Begin DATASET CONTENT
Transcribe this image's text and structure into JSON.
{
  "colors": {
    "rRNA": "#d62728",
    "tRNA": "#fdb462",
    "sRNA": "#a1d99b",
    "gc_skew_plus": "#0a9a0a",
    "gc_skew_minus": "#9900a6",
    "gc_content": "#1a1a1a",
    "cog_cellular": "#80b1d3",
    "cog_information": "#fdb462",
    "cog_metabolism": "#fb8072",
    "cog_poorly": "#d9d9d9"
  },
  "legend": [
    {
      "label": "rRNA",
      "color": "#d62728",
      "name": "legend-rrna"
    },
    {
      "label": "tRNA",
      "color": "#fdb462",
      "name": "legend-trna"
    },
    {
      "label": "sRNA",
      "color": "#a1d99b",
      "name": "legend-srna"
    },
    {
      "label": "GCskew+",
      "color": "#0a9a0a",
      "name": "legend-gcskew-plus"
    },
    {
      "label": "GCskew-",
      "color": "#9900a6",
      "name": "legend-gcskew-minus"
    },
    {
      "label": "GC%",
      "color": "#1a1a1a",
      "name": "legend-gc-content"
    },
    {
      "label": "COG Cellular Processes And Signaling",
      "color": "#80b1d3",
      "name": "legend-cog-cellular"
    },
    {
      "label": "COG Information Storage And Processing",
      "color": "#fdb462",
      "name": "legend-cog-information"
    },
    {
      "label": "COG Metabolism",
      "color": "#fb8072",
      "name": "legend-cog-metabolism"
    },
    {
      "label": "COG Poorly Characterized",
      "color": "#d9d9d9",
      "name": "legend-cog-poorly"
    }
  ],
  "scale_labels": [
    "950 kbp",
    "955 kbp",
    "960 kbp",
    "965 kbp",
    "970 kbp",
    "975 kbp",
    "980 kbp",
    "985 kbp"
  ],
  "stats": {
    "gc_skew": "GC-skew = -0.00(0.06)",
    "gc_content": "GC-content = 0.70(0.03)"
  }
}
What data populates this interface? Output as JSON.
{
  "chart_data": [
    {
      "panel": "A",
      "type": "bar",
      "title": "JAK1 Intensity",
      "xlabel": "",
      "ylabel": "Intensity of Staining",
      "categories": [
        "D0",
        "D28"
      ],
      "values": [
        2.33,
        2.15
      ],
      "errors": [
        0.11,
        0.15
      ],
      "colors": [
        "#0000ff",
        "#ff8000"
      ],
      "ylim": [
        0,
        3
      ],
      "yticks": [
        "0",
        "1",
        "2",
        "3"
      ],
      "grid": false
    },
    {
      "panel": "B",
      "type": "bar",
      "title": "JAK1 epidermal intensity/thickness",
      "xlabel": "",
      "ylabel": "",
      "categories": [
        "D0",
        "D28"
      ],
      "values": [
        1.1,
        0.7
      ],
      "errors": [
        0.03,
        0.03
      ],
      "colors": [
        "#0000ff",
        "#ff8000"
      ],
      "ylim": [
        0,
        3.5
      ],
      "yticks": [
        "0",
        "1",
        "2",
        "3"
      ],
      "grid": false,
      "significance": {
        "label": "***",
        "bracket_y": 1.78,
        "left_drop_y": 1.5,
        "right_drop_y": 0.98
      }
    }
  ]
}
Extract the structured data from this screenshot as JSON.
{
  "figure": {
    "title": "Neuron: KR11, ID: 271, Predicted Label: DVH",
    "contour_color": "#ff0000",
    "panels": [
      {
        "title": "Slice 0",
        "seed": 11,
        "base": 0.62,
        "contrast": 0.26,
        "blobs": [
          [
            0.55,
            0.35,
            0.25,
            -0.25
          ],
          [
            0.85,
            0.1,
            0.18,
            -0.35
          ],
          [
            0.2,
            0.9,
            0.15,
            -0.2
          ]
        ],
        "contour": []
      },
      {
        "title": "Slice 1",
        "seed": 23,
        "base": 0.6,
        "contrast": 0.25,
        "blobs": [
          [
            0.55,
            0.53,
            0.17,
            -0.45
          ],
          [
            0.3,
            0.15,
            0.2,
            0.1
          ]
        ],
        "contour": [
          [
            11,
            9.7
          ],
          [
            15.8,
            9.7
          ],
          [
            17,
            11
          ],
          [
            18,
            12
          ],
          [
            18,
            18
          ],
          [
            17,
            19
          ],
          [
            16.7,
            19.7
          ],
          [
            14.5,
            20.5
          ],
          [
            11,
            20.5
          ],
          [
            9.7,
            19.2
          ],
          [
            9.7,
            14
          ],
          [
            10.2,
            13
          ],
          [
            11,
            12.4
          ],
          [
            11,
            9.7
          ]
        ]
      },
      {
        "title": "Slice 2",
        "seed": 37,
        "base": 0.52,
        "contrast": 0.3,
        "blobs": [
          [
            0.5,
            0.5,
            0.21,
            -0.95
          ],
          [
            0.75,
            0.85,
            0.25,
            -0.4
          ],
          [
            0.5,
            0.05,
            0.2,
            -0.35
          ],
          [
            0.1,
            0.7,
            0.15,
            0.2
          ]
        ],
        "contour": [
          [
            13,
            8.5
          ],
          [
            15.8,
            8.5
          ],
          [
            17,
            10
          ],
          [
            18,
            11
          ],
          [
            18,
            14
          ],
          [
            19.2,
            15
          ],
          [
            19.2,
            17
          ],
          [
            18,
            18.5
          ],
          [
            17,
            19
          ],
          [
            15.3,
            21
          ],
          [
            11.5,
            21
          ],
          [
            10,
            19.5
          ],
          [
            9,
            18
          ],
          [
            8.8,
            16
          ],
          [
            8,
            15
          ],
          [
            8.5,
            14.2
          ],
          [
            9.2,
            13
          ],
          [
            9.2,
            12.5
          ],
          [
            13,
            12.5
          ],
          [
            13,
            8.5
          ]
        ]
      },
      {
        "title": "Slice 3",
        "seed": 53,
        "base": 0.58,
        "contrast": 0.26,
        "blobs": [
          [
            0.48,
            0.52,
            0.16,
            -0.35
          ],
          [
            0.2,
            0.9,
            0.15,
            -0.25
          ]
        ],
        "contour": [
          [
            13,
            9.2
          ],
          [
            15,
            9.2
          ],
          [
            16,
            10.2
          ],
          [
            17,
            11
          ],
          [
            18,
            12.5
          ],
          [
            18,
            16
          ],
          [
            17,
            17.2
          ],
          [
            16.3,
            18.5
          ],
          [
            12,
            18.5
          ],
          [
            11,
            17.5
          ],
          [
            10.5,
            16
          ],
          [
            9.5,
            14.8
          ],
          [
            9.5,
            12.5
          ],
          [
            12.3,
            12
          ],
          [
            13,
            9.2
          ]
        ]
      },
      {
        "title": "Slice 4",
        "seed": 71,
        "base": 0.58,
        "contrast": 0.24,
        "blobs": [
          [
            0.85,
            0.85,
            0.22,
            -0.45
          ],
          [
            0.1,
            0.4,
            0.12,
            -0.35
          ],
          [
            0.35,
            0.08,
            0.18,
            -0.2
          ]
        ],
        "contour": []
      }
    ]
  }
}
End DATASET CONTENT
■ STATED PROBLEM ■
Your task is to extract all of the records exactly.

■ EXERCISE SOLUTION ■
Transcribe this image's text and structure into JSON.
{
  "colors": {
    "rRNA": "#d62728",
    "tRNA": "#fdb462",
    "sRNA": "#a1d99b",
    "gc_skew_plus": "#0a9a0a",
    "gc_skew_minus": "#9900a6",
    "gc_content": "#1a1a1a",
    "cog_cellular": "#80b1d3",
    "cog_information": "#fdb462",
    "cog_metabolism": "#fb8072",
    "cog_poorly": "#d9d9d9"
  },
  "legend": [
    {
      "label": "rRNA",
      "color": "#d62728",
      "name": "legend-rrna"
    },
    {
      "label": "tRNA",
      "color": "#fdb462",
      "name": "legend-trna"
    },
    {
      "label": "sRNA",
      "color": "#a1d99b",
      "name": "legend-srna"
    },
    {
      "label": "GCskew+",
      "color": "#0a9a0a",
      "name": "legend-gcskew-plus"
    },
    {
      "label": "GCskew-",
      "color": "#9900a6",
      "name": "legend-gcskew-minus"
    },
    {
      "label": "GC%",
      "color": "#1a1a1a",
      "name": "legend-gc-content"
    },
    {
      "label": "COG Cellular Processes And Signaling",
      "color": "#80b1d3",
      "name": "legend-cog-cellular"
    },
    {
      "label": "COG Information Storage And Processing",
      "color": "#fdb462",
      "name": "legend-cog-information"
    },
    {
      "label": "COG Metabolism",
      "color": "#fb8072",
      "name": "legend-cog-metabolism"
    },
    {
      "label": "COG Poorly Characterized",
      "color": "#d9d9d9",
      "name": "legend-cog-poorly"
    }
  ],
  "scale_labels": [
    "950 kbp",
    "955 kbp",
    "960 kbp",
    "965 kbp",
    "970 kbp",
    "975 kbp",
    "980 kbp",
    "985 kbp"
  ],
  "stats": {
    "gc_skew": "GC-skew = -0.00(0.06)",
    "gc_content": "GC-content = 0.70(0.03)"
  }
}
What data populates this interface? Output as JSON.
{
  "chart_data": [
    {
      "panel": "A",
      "type": "bar",
      "title": "JAK1 Intensity",
      "xlabel": "",
      "ylabel": "Intensity of Staining",
      "categories": [
        "D0",
        "D28"
      ],
      "values": [
        2.33,
        2.15
      ],
      "errors": [
        0.11,
        0.15
      ],
      "colors": [
        "#0000ff",
        "#ff8000"
      ],
      "ylim": [
        0,
        3
      ],
      "yticks": [
        "0",
        "1",
        "2",
        "3"
      ],
      "grid": false
    },
    {
      "panel": "B",
      "type": "bar",
      "title": "JAK1 epidermal intensity/thickness",
      "xlabel": "",
      "ylabel": "",
      "categories": [
        "D0",
        "D28"
      ],
      "values": [
        1.1,
        0.7
      ],
      "errors": [
        0.03,
        0.03
      ],
      "colors": [
        "#0000ff",
        "#ff8000"
      ],
      "ylim": [
        0,
        3.5
      ],
      "yticks": [
        "0",
        "1",
        "2",
        "3"
      ],
      "grid": false,
      "significance": {
        "label": "***",
        "bracket_y": 1.78,
        "left_drop_y": 1.5,
        "right_drop_y": 0.98
      }
    }
  ]
}
Extract the structured data from this screenshot as JSON.
{
  "figure": {
    "title": "Neuron: KR11, ID: 271, Predicted Label: DVH",
    "contour_color": "#ff0000",
    "panels": [
      {
        "title": "Slice 0",
        "seed": 11,
        "base": 0.62,
        "contrast": 0.26,
        "blobs": [
          [
            0.55,
            0.35,
            0.25,
            -0.25
          ],
          [
            0.85,
            0.1,
            0.18,
            -0.35
          ],
          [
            0.2,
            0.9,
            0.15,
            -0.2
          ]
        ],
        "contour": []
      },
      {
        "title": "Slice 1",
        "seed": 23,
        "base": 0.6,
        "contrast": 0.25,
        "blobs": [
          [
            0.55,
            0.53,
            0.17,
            -0.45
          ],
          [
            0.3,
            0.15,
            0.2,
            0.1
          ]
        ],
        "contour": [
          [
            11,
            9.7
          ],
          [
            15.8,
            9.7
          ],
          [
            17,
            11
          ],
          [
            18,
            12
          ],
          [
            18,
            18
          ],
          [
            17,
            19
          ],
          [
            16.7,
            19.7
          ],
          [
            14.5,
            20.5
          ],
          [
            11,
            20.5
          ],
          [
            9.7,
            19.2
          ],
          [
            9.7,
            14
          ],
          [
            10.2,
            13
          ],
          [
            11,
            12.4
          ],
          [
            11,
            9.7
          ]
        ]
      },
      {
        "title": "Slice 2",
        "seed": 37,
        "base": 0.52,
        "contrast": 0.3,
        "blobs": [
          [
            0.5,
            0.5,
            0.21,
            -0.95
          ],
          [
            0.75,
            0.85,
            0.25,
            -0.4
          ],
          [
            0.5,
            0.05,
            0.2,
            -0.35
          ],
          [
            0.1,
            0.7,
            0.15,
            0.2
          ]
        ],
        "contour": [
          [
            13,
            8.5
          ],
          [
            15.8,
            8.5
          ],
          [
            17,
            10
          ],
          [
            18,
            11
          ],
          [
            18,
            14
          ],
          [
            19.2,
            15
          ],
          [
            19.2,
            17
          ],
          [
            18,
            18.5
          ],
          [
            17,
            19
          ],
          [
            15.3,
            21
          ],
          [
            11.5,
            21
          ],
          [
            10,
            19.5
          ],
          [
            9,
            18
          ],
          [
            8.8,
            16
          ],
          [
            8,
            15
          ],
          [
            8.5,
            14.2
          ],
          [
            9.2,
            13
          ],
          [
            9.2,
            12.5
          ],
          [
            13,
            12.5
          ],
          [
            13,
            8.5
          ]
        ]
      },
      {
        "title": "Slice 3",
        "seed": 53,
        "base": 0.58,
        "contrast": 0.26,
        "blobs": [
          [
            0.48,
            0.52,
            0.16,
            -0.35
          ],
          [
            0.2,
            0.9,
            0.15,
            -0.25
          ]
        ],
        "contour": [
          [
            13,
            9.2
          ],
          [
            15,
            9.2
          ],
          [
            16,
            10.2
          ],
          [
            17,
            11
          ],
          [
            18,
            12.5
          ],
          [
            18,
            16
          ],
          [
            17,
            17.2
          ],
          [
            16.3,
            18.5
          ],
          [
            12,
            18.5
          ],
          [
            11,
            17.5
          ],
          [
            10.5,
            16
          ],
          [
            9.5,
            14.8
          ],
          [
            9.5,
            12.5
          ],
          [
            12.3,
            12
          ],
          [
            13,
            9.2
          ]
        ]
      },
      {
        "title": "Slice 4",
        "seed": 71,
        "base": 0.58,
        "contrast": 0.24,
        "blobs": [
          [
            0.85,
            0.85,
            0.22,
            -0.45
          ],
          [
            0.1,
            0.4,
            0.12,
            -0.35
          ],
          [
            0.35,
            0.08,
            0.18,
            -0.2
          ]
        ],
        "contour": []
      }
    ]
  }
}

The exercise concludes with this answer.